[Collected data entries]
┌──

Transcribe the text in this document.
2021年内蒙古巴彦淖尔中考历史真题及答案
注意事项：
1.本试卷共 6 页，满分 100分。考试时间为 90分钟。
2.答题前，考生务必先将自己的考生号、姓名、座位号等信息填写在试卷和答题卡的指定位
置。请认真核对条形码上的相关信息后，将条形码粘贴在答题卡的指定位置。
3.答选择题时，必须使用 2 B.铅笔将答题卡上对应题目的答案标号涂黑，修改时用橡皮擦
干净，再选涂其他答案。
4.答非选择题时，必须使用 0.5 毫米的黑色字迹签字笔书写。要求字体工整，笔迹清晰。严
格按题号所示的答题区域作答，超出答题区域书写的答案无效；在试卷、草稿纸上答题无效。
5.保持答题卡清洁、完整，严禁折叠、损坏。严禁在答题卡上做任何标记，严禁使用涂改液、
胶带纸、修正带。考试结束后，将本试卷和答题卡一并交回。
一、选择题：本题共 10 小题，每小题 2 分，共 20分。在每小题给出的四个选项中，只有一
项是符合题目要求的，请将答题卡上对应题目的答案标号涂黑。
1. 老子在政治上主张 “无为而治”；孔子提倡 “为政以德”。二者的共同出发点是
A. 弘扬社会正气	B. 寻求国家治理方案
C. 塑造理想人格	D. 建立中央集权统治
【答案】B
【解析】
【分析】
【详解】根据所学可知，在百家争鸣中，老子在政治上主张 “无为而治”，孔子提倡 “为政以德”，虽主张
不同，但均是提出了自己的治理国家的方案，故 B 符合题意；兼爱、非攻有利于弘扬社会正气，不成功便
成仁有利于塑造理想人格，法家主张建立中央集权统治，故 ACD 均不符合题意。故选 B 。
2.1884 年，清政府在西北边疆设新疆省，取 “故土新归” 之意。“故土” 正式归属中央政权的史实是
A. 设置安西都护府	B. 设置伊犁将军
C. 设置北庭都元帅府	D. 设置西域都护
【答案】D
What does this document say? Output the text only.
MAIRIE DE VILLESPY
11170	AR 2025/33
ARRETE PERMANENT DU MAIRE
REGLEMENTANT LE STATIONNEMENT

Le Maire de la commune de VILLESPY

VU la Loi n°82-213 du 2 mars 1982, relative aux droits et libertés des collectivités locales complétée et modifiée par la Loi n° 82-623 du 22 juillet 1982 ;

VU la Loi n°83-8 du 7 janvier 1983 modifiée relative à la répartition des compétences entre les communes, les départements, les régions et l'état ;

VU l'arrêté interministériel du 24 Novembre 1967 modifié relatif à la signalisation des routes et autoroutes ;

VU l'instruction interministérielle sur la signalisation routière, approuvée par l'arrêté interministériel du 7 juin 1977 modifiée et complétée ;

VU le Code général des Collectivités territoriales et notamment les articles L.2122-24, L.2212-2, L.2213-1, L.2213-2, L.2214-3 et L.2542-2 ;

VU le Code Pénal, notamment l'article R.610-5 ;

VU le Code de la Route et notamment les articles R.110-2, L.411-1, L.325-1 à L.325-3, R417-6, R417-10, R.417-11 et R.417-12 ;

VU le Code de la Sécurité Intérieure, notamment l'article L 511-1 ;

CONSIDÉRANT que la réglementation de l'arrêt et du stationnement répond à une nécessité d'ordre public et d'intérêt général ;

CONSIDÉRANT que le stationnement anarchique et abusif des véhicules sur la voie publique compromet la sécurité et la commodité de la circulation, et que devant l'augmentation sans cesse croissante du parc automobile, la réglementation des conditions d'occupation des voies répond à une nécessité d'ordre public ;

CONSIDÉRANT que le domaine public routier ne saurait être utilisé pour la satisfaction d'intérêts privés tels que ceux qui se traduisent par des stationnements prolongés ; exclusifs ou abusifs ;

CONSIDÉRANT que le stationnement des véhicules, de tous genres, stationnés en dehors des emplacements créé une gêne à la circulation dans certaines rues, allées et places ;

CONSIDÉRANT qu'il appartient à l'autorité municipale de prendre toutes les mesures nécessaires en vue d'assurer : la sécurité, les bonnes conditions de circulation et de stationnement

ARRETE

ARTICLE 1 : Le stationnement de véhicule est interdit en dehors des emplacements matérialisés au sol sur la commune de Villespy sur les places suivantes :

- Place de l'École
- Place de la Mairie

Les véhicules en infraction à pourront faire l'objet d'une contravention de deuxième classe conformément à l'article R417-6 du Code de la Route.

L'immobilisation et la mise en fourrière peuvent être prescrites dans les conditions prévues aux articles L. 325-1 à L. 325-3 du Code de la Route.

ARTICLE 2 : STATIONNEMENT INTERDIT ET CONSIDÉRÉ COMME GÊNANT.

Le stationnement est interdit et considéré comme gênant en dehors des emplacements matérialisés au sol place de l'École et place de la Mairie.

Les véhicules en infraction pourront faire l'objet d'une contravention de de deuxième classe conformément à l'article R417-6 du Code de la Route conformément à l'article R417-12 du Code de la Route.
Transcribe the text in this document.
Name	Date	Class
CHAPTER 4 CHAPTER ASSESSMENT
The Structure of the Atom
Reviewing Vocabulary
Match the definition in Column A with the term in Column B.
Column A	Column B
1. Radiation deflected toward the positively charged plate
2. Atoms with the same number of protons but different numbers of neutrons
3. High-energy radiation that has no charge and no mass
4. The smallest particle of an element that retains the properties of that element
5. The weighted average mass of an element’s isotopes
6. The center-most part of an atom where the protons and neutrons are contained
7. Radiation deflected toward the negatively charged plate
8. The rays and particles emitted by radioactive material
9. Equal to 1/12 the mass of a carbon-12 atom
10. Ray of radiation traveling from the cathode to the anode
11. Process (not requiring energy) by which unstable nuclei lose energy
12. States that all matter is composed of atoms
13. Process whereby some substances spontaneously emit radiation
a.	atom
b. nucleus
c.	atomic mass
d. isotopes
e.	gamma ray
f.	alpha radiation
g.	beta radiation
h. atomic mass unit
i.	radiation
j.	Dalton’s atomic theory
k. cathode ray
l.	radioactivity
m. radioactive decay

└──

Stated exercise:
Repeat the records above exactly as they appear.

Task result:
Transcribe the text in this document.
2021年内蒙古巴彦淖尔中考历史真题及答案
注意事项：
1.本试卷共 6 页，满分 100分。考试时间为 90分钟。
2.答题前，考生务必先将自己的考生号、姓名、座位号等信息填写在试卷和答题卡的指定位
置。请认真核对条形码上的相关信息后，将条形码粘贴在答题卡的指定位置。
3.答选择题时，必须使用 2 B.铅笔将答题卡上对应题目的答案标号涂黑，修改时用橡皮擦
干净，再选涂其他答案。
4.答非选择题时，必须使用 0.5 毫米的黑色字迹签字笔书写。要求字体工整，笔迹清晰。严
格按题号所示的答题区域作答，超出答题区域书写的答案无效；在试卷、草稿纸上答题无效。
5.保持答题卡清洁、完整，严禁折叠、损坏。严禁在答题卡上做任何标记，严禁使用涂改液、
胶带纸、修正带。考试结束后，将本试卷和答题卡一并交回。
一、选择题：本题共 10 小题，每小题 2 分，共 20分。在每小题给出的四个选项中，只有一
项是符合题目要求的，请将答题卡上对应题目的答案标号涂黑。
1. 老子在政治上主张 “无为而治”；孔子提倡 “为政以德”。二者的共同出发点是
A. 弘扬社会正气	B. 寻求国家治理方案
C. 塑造理想人格	D. 建立中央集权统治
【答案】B
【解析】
【分析】
【详解】根据所学可知，在百家争鸣中，老子在政治上主张 “无为而治”，孔子提倡 “为政以德”，虽主张
不同，但均是提出了自己的治理国家的方案，故 B 符合题意；兼爱、非攻有利于弘扬社会正气，不成功便
成仁有利于塑造理想人格，法家主张建立中央集权统治，故 ACD 均不符合题意。故选 B 。
2.1884 年，清政府在西北边疆设新疆省，取 “故土新归” 之意。“故土” 正式归属中央政权的史实是
A. 设置安西都护府	B. 设置伊犁将军
C. 设置北庭都元帅府	D. 设置西域都护
【答案】D
What does this document say? Output the text only.
MAIRIE DE VILLESPY
11170	AR 2025/33
ARRETE PERMANENT DU MAIRE
REGLEMENTANT LE STATIONNEMENT

Le Maire de la commune de VILLESPY

VU la Loi n°82-213 du 2 mars 1982, relative aux droits et libertés des collectivités locales complétée et modifiée par la Loi n° 82-623 du 22 juillet 1982 ;

VU la Loi n°83-8 du 7 janvier 1983 modifiée relative à la répartition des compétences entre les communes, les départements, les régions et l'état ;

VU l'arrêté interministériel du 24 Novembre 1967 modifié relatif à la signalisation des routes et autoroutes ;

VU l'instruction interministérielle sur la signalisation routière, approuvée par l'arrêté interministériel du 7 juin 1977 modifiée et complétée ;

VU le Code général des Collectivités territoriales et notamment les articles L.2122-24, L.2212-2, L.2213-1, L.2213-2, L.2214-3 et L.2542-2 ;

VU le Code Pénal, notamment l'article R.610-5 ;

VU le Code de la Route et notamment les articles R.110-2, L.411-1, L.325-1 à L.325-3, R417-6, R417-10, R.417-11 et R.417-12 ;

VU le Code de la Sécurité Intérieure, notamment l'article L 511-1 ;

CONSIDÉRANT que la réglementation de l'arrêt et du stationnement répond à une nécessité d'ordre public et d'intérêt général ;

CONSIDÉRANT que le stationnement anarchique et abusif des véhicules sur la voie publique compromet la sécurité et la commodité de la circulation, et que devant l'augmentation sans cesse croissante du parc automobile, la réglementation des conditions d'occupation des voies répond à une nécessité d'ordre public ;

CONSIDÉRANT que le domaine public routier ne saurait être utilisé pour la satisfaction d'intérêts privés tels que ceux qui se traduisent par des stationnements prolongés ; exclusifs ou abusifs ;

CONSIDÉRANT que le stationnement des véhicules, de tous genres, stationnés en dehors des emplacements créé une gêne à la circulation dans certaines rues, allées et places ;

CONSIDÉRANT qu'il appartient à l'autorité municipale de prendre toutes les mesures nécessaires en vue d'assurer : la sécurité, les bonnes conditions de circulation et de stationnement

ARRETE

ARTICLE 1 : Le stationnement de véhicule est interdit en dehors des emplacements matérialisés au sol sur la commune de Villespy sur les places suivantes :

- Place de l'École
- Place de la Mairie

Les véhicules en infraction à pourront faire l'objet d'une contravention de deuxième classe conformément à l'article R417-6 du Code de la Route.

L'immobilisation et la mise en fourrière peuvent être prescrites dans les conditions prévues aux articles L. 325-1 à L. 325-3 du Code de la Route.

ARTICLE 2 : STATIONNEMENT INTERDIT ET CONSIDÉRÉ COMME GÊNANT.

Le stationnement est interdit et considéré comme gênant en dehors des emplacements matérialisés au sol place de l'École et place de la Mairie.

Les véhicules en infraction pourront faire l'objet d'une contravention de de deuxième classe conformément à l'article R417-6 du Code de la Route conformément à l'article R417-12 du Code de la Route.
Transcribe the text in this document.
Name	Date	Class
CHAPTER 4 CHAPTER ASSESSMENT
The Structure of the Atom
Reviewing Vocabulary
Match the definition in Column A with the term in Column B.
Column A	Column B
1. Radiation deflected toward the positively charged plate
2. Atoms with the same number of protons but different numbers of neutrons
3. High-energy radiation that has no charge and no mass
4. The smallest particle of an element that retains the properties of that element
5. The weighted average mass of an element’s isotopes
6. The center-most part of an atom where the protons and neutrons are contained
7. Radiation deflected toward the negatively charged plate
8. The rays and particles emitted by radioactive material
9. Equal to 1/12 the mass of a carbon-12 atom
10. Ray of radiation traveling from the cathode to the anode
11. Process (not requiring energy) by which unstable nuclei lose energy
12. States that all matter is composed of atoms
13. Process whereby some substances spontaneously emit radiation
a.	atom
b. nucleus
c.	atomic mass
d. isotopes
e.	gamma ray
f.	alpha radiation
g.	beta radiation
h. atomic mass unit
i.	radiation
j.	Dalton’s atomic theory
k. cathode ray
l.	radioactivity
m. radioactive decay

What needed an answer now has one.